Saved entries:
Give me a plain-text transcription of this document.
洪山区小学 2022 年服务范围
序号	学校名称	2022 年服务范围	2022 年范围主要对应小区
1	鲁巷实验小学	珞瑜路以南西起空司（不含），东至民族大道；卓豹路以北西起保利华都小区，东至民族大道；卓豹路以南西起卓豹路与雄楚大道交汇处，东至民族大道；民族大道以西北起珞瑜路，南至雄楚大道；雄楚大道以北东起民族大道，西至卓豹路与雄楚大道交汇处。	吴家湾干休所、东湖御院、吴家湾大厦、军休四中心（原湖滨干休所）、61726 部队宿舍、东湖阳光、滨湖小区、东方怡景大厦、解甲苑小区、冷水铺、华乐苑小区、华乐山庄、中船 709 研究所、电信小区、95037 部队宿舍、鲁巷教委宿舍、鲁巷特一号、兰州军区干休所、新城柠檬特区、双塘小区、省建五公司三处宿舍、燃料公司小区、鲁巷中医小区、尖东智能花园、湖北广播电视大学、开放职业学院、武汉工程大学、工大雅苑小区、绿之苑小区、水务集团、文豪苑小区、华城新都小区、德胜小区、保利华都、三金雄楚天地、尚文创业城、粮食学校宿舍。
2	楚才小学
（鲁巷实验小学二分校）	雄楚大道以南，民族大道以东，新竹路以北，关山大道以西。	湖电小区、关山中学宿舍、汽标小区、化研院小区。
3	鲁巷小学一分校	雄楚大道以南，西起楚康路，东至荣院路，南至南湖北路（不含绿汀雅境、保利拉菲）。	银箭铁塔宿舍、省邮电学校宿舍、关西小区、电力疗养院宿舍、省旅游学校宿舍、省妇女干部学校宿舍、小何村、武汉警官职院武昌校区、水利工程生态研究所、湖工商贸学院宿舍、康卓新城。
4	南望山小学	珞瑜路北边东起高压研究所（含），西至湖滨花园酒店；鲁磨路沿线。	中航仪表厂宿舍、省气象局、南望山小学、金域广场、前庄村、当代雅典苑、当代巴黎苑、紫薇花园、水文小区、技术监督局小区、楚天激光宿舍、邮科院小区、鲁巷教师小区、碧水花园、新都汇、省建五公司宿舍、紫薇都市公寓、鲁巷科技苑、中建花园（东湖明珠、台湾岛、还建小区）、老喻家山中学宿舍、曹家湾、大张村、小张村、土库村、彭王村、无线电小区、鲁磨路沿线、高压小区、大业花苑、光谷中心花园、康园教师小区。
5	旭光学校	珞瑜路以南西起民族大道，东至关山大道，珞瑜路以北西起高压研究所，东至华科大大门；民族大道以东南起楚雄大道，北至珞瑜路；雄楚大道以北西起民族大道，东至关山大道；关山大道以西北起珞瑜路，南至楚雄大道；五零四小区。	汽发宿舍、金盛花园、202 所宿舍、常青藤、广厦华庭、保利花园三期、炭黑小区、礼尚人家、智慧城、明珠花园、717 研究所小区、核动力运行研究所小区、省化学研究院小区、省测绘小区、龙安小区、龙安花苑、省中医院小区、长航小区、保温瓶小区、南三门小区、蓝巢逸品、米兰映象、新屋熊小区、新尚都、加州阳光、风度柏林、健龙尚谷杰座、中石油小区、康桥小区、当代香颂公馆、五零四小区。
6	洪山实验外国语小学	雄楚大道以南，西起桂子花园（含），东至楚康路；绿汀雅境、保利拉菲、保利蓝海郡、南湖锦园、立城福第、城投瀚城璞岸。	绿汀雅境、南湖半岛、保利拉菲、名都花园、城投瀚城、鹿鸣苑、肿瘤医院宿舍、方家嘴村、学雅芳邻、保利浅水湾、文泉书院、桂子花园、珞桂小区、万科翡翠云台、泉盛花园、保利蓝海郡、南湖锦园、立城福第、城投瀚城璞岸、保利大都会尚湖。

• **What is expected**
Copy all data exactly, start to finish.

• **Reply to the exercise**
Give me a plain-text transcription of this document.
洪山区小学 2022 年服务范围
序号	学校名称	2022 年服务范围	2022 年范围主要对应小区
1	鲁巷实验小学	珞瑜路以南西起空司（不含），东至民族大道；卓豹路以北西起保利华都小区，东至民族大道；卓豹路以南西起卓豹路与雄楚大道交汇处，东至民族大道；民族大道以西北起珞瑜路，南至雄楚大道；雄楚大道以北东起民族大道，西至卓豹路与雄楚大道交汇处。	吴家湾干休所、东湖御院、吴家湾大厦、军休四中心（原湖滨干休所）、61726 部队宿舍、东湖阳光、滨湖小区、东方怡景大厦、解甲苑小区、冷水铺、华乐苑小区、华乐山庄、中船 709 研究所、电信小区、95037 部队宿舍、鲁巷教委宿舍、鲁巷特一号、兰州军区干休所、新城柠檬特区、双塘小区、省建五公司三处宿舍、燃料公司小区、鲁巷中医小区、尖东智能花园、湖北广播电视大学、开放职业学院、武汉工程大学、工大雅苑小区、绿之苑小区、水务集团、文豪苑小区、华城新都小区、德胜小区、保利华都、三金雄楚天地、尚文创业城、粮食学校宿舍。
2	楚才小学
（鲁巷实验小学二分校）	雄楚大道以南，民族大道以东，新竹路以北，关山大道以西。	湖电小区、关山中学宿舍、汽标小区、化研院小区。
3	鲁巷小学一分校	雄楚大道以南，西起楚康路，东至荣院路，南至南湖北路（不含绿汀雅境、保利拉菲）。	银箭铁塔宿舍、省邮电学校宿舍、关西小区、电力疗养院宿舍、省旅游学校宿舍、省妇女干部学校宿舍、小何村、武汉警官职院武昌校区、水利工程生态研究所、湖工商贸学院宿舍、康卓新城。
4	南望山小学	珞瑜路北边东起高压研究所（含），西至湖滨花园酒店；鲁磨路沿线。	中航仪表厂宿舍、省气象局、南望山小学、金域广场、前庄村、当代雅典苑、当代巴黎苑、紫薇花园、水文小区、技术监督局小区、楚天激光宿舍、邮科院小区、鲁巷教师小区、碧水花园、新都汇、省建五公司宿舍、紫薇都市公寓、鲁巷科技苑、中建花园（东湖明珠、台湾岛、还建小区）、老喻家山中学宿舍、曹家湾、大张村、小张村、土库村、彭王村、无线电小区、鲁磨路沿线、高压小区、大业花苑、光谷中心花园、康园教师小区。
5	旭光学校	珞瑜路以南西起民族大道，东至关山大道，珞瑜路以北西起高压研究所，东至华科大大门；民族大道以东南起楚雄大道，北至珞瑜路；雄楚大道以北西起民族大道，东至关山大道；关山大道以西北起珞瑜路，南至楚雄大道；五零四小区。	汽发宿舍、金盛花园、202 所宿舍、常青藤、广厦华庭、保利花园三期、炭黑小区、礼尚人家、智慧城、明珠花园、717 研究所小区、核动力运行研究所小区、省化学研究院小区、省测绘小区、龙安小区、龙安花苑、省中医院小区、长航小区、保温瓶小区、南三门小区、蓝巢逸品、米兰映象、新屋熊小区、新尚都、加州阳光、风度柏林、健龙尚谷杰座、中石油小区、康桥小区、当代香颂公馆、五零四小区。
6	洪山实验外国语小学	雄楚大道以南，西起桂子花园（含），东至楚康路；绿汀雅境、保利拉菲、保利蓝海郡、南湖锦园、立城福第、城投瀚城璞岸。	绿汀雅境、南湖半岛、保利拉菲、名都花园、城投瀚城、鹿鸣苑、肿瘤医院宿舍、方家嘴村、学雅芳邻、保利浅水湾、文泉书院、桂子花园、珞桂小区、万科翡翠云台、泉盛花园、保利蓝海郡、南湖锦园、立城福第、城投瀚城璞岸、保利大都会尚湖。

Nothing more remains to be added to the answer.